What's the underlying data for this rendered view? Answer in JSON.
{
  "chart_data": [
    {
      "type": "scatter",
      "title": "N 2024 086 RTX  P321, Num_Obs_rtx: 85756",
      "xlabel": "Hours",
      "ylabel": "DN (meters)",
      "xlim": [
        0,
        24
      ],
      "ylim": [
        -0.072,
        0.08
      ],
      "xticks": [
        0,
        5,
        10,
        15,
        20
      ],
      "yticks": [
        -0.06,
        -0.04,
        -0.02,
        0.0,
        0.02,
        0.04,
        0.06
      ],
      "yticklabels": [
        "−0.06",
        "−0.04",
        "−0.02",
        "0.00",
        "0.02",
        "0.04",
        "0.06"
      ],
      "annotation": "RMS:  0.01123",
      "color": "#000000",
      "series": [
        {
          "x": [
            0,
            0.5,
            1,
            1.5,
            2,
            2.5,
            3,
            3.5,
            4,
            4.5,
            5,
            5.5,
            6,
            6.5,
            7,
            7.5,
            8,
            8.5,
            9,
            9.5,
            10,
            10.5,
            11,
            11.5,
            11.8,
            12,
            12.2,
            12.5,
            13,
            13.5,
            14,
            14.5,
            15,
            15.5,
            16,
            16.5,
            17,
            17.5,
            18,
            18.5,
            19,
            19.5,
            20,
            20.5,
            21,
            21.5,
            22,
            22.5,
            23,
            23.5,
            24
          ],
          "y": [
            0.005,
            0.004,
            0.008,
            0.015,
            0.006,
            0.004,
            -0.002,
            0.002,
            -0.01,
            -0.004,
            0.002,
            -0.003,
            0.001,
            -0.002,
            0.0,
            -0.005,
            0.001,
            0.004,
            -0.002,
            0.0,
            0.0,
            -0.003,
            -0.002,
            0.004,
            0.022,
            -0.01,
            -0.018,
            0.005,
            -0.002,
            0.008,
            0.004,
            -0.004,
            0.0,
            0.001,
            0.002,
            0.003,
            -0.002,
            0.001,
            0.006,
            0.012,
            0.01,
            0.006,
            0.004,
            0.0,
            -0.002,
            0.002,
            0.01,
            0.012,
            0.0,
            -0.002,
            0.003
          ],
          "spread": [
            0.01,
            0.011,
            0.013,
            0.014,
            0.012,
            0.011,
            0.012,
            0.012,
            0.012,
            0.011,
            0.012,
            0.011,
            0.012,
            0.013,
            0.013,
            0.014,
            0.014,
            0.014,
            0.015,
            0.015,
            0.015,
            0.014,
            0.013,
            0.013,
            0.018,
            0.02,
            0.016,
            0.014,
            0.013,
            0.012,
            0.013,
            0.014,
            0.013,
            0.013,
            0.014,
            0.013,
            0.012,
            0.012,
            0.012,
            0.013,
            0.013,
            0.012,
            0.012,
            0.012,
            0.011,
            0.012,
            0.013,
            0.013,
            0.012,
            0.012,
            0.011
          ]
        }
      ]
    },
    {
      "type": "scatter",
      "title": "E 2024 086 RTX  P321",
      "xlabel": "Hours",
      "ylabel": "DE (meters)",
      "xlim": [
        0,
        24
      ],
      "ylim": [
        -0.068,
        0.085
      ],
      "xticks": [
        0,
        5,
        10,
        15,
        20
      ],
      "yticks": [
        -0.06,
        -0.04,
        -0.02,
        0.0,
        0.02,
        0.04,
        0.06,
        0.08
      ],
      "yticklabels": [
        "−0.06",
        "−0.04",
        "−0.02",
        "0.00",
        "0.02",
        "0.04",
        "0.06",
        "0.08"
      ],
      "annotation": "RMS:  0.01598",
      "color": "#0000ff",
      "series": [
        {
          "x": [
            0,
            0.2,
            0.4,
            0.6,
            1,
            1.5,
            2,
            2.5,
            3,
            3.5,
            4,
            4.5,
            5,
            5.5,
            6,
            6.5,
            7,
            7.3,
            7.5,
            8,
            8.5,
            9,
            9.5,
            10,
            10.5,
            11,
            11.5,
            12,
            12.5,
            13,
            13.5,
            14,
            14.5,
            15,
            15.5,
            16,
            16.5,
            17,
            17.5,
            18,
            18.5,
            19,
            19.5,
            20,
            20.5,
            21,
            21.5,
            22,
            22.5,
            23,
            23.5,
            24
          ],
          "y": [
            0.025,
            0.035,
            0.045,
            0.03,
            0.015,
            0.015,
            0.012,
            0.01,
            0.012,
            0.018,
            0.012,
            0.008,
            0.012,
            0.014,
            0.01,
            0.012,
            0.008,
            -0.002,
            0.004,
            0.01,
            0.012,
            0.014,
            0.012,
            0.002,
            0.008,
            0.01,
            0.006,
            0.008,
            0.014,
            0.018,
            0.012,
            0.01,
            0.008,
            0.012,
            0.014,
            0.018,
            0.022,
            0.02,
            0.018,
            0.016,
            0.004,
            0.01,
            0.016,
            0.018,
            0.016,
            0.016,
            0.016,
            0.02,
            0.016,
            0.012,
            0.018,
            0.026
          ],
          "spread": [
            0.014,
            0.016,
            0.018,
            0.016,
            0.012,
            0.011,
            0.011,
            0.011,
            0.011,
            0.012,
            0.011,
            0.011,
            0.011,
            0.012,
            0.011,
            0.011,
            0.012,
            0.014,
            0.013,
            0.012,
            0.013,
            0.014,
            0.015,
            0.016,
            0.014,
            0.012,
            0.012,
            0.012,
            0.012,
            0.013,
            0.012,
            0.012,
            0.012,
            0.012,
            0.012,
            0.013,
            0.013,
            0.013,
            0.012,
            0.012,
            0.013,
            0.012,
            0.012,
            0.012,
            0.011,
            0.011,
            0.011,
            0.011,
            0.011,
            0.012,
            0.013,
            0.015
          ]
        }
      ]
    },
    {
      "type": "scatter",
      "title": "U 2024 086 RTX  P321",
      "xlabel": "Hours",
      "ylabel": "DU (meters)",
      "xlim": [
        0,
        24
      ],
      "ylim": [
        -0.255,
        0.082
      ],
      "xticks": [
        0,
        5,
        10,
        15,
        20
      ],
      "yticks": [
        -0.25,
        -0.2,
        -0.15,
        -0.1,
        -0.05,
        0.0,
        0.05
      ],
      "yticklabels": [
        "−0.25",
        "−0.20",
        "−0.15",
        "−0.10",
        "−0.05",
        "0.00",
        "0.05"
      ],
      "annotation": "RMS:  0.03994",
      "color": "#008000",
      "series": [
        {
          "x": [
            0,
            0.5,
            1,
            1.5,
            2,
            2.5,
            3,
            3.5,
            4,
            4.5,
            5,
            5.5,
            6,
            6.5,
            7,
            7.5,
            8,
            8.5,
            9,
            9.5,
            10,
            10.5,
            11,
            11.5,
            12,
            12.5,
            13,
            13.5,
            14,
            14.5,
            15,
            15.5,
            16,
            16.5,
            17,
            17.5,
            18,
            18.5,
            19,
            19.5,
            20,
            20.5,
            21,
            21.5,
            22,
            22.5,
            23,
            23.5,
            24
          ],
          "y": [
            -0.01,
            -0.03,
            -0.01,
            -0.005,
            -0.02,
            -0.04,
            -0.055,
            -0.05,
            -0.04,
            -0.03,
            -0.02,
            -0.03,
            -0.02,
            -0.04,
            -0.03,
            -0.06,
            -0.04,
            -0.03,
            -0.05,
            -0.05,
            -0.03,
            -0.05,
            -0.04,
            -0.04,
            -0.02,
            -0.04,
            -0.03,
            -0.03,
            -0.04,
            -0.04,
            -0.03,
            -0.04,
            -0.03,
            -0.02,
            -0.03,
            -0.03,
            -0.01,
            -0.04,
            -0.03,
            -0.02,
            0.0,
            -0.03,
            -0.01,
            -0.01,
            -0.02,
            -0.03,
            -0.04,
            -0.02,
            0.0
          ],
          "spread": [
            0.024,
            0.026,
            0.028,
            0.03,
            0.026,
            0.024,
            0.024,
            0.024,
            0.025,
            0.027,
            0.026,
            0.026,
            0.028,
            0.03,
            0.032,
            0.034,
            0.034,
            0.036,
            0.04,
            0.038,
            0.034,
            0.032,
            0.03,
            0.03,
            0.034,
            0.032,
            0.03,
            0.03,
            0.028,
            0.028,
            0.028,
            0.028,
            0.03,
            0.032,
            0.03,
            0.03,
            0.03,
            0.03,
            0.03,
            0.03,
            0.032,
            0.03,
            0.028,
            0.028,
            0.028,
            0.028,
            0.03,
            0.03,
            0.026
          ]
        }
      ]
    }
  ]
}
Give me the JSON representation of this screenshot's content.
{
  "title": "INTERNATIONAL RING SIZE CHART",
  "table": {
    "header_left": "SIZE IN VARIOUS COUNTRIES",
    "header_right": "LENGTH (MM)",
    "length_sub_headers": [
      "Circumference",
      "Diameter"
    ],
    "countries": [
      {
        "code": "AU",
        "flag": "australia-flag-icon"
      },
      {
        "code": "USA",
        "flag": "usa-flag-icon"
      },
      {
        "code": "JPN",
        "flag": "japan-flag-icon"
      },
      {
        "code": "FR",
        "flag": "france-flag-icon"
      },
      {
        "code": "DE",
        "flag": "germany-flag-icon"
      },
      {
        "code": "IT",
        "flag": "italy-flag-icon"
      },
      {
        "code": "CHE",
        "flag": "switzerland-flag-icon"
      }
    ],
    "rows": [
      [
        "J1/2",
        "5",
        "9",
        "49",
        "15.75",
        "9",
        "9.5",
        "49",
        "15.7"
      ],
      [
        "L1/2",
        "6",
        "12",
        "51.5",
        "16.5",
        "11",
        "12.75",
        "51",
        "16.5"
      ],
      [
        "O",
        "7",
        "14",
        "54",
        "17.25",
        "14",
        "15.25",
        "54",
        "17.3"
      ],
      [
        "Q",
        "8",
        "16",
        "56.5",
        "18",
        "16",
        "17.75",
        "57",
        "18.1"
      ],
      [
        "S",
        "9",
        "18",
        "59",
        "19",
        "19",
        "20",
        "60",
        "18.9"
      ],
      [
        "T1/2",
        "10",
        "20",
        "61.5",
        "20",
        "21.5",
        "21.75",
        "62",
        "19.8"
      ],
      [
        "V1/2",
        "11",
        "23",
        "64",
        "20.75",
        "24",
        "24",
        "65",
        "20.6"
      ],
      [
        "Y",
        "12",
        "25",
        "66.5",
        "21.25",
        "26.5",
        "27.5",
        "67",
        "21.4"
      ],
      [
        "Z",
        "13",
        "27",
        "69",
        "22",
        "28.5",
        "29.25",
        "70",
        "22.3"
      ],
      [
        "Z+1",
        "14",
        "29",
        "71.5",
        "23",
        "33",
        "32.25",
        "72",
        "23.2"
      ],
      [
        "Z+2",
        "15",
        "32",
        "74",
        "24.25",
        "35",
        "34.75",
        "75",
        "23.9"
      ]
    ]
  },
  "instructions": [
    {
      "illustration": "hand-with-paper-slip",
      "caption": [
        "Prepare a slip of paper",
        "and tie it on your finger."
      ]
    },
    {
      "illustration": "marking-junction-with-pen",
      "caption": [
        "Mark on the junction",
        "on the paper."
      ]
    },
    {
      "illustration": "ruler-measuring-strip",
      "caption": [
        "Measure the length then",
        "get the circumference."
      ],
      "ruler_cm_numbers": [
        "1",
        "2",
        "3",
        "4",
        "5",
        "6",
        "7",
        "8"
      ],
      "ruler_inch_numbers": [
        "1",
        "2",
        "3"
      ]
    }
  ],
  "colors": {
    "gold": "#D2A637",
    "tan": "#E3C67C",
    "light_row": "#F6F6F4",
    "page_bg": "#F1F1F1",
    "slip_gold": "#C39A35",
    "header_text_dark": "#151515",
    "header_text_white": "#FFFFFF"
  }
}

----------

→ Aim
Only the number is wanted: how many lines of the material contain the word "title"?

→ The solution
4